** begin **
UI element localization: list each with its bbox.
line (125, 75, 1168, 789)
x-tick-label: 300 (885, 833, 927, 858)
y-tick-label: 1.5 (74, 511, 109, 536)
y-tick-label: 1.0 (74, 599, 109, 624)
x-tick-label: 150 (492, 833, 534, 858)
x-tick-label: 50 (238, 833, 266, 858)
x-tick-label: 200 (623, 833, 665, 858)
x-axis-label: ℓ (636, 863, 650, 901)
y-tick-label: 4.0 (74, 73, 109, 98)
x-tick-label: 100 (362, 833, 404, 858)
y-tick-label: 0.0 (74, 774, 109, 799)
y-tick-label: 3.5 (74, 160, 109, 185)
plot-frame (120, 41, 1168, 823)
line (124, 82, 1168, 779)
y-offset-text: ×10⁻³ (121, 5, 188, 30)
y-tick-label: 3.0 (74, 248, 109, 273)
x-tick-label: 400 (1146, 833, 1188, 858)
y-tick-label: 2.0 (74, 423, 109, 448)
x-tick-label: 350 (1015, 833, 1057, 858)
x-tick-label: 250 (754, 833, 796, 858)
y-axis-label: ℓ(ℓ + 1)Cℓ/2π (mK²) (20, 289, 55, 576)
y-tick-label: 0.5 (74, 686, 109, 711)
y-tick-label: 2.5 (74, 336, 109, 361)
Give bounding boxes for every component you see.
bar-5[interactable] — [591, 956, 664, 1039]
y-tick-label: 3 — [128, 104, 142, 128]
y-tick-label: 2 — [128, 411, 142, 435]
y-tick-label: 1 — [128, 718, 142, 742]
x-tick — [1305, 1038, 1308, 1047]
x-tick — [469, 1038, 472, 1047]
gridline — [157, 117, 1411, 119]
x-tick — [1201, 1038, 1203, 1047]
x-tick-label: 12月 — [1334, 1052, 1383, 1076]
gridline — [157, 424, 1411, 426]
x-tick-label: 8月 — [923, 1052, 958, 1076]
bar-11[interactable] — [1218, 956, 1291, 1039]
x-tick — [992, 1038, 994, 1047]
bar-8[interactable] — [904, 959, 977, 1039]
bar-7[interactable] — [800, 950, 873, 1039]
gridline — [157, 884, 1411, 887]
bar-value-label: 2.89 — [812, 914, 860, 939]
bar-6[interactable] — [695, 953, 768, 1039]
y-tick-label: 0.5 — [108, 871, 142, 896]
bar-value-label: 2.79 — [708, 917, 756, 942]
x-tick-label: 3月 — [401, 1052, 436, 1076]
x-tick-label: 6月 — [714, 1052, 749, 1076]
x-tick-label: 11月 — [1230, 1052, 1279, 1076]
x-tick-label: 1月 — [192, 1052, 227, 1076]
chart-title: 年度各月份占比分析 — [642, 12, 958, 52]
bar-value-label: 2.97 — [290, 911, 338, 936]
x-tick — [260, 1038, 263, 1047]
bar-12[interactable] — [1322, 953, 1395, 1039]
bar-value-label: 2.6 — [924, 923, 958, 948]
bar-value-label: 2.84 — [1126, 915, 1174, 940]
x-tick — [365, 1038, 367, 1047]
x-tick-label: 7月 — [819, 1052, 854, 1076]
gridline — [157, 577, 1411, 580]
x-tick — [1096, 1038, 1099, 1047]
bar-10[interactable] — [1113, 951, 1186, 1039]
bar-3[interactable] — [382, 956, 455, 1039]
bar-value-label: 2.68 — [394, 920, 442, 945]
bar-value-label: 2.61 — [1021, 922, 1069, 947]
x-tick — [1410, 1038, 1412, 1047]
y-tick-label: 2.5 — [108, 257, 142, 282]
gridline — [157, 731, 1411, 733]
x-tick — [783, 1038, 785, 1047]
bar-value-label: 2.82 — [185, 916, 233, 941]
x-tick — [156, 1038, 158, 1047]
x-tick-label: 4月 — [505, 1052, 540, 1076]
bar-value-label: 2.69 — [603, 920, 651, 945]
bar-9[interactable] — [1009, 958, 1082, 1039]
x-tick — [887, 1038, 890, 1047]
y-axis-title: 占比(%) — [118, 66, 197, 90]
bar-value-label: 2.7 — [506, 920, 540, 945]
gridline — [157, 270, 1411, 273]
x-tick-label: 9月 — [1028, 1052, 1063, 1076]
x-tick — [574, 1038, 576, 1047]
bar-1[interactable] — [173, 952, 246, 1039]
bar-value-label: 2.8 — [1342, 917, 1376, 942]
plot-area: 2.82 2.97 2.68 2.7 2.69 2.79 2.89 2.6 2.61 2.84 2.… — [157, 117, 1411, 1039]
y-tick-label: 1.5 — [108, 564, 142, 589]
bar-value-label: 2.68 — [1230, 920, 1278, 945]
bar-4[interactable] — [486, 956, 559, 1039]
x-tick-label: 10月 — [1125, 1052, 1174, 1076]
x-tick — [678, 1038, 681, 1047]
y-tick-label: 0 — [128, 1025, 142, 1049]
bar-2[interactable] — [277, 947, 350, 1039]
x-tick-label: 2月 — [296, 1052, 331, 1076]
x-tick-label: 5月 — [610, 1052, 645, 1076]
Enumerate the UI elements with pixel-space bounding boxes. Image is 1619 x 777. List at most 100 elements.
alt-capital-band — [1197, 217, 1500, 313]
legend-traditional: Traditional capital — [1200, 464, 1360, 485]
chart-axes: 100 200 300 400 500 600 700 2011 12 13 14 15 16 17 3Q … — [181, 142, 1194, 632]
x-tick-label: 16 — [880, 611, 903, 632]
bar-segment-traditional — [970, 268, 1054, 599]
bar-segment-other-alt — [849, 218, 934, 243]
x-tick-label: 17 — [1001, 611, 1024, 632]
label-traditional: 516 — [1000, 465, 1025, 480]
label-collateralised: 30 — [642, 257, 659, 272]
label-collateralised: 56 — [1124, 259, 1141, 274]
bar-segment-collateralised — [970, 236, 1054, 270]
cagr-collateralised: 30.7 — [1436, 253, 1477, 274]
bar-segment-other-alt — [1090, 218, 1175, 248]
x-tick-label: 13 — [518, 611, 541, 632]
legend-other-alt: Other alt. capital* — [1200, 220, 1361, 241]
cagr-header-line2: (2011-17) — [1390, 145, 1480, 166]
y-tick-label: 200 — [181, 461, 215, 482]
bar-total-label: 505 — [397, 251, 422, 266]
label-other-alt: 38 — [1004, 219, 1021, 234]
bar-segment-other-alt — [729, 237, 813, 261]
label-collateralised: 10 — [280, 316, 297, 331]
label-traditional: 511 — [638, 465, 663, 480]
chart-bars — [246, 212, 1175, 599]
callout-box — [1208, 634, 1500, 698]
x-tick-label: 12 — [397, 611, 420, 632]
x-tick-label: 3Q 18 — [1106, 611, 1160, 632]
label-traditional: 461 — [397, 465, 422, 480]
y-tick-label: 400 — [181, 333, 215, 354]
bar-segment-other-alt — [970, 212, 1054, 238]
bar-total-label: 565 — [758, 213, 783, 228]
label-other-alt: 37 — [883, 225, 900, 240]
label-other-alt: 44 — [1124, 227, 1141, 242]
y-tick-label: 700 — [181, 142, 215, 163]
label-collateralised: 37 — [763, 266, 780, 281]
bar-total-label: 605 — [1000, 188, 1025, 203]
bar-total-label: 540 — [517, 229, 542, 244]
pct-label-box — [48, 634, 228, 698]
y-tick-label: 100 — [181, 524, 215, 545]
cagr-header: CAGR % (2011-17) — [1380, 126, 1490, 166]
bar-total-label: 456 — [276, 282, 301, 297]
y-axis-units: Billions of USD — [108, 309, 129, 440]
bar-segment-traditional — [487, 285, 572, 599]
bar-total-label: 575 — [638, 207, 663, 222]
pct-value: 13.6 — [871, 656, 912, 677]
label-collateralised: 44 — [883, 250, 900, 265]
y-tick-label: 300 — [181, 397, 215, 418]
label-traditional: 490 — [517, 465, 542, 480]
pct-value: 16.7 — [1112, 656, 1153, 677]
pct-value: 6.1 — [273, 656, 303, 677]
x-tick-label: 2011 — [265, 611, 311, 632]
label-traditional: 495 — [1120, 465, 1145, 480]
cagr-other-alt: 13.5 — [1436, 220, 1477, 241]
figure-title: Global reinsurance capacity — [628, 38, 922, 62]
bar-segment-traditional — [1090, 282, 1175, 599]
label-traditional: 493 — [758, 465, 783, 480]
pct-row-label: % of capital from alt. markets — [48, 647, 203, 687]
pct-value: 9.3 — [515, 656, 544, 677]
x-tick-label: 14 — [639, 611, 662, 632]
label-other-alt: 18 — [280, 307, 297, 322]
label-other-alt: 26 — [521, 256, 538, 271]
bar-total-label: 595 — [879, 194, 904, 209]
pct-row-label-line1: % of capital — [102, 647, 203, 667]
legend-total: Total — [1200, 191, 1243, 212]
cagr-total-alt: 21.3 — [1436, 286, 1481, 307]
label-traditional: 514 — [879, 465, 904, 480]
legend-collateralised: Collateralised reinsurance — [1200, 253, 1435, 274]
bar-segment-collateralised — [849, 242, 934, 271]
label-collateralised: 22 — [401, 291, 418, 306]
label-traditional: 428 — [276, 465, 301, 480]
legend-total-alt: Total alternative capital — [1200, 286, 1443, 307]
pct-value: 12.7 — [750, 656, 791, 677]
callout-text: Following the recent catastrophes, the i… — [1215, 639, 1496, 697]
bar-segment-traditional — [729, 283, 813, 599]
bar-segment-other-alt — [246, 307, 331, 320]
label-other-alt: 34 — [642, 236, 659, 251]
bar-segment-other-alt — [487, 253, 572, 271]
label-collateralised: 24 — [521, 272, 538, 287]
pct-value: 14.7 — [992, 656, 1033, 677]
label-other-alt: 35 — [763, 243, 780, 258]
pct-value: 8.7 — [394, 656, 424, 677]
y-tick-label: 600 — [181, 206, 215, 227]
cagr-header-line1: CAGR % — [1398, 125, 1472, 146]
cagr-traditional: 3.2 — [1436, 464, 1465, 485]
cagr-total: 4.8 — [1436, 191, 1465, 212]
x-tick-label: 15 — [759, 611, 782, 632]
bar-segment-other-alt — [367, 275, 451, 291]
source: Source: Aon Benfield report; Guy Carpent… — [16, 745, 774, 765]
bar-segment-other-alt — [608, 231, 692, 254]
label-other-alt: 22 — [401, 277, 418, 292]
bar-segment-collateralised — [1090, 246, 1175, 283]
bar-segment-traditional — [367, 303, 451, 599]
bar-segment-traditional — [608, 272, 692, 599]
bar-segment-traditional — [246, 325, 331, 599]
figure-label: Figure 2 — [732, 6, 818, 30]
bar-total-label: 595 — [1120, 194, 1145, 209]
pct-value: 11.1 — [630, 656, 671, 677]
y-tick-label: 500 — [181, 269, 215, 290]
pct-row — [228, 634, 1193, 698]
** end **
● Description of the task
Pick out each line in the records above that contains the string "chart", and copy those lines.

● Result of the exercise
chart-title: 年度各月份占比分析 — [642, 12, 958, 52]
chart-axes: 100 200 300 400 500 600 700 2011 12 13 14 15 16 17 3Q … — [181, 142, 1194, 632]
chart-bars — [246, 212, 1175, 599]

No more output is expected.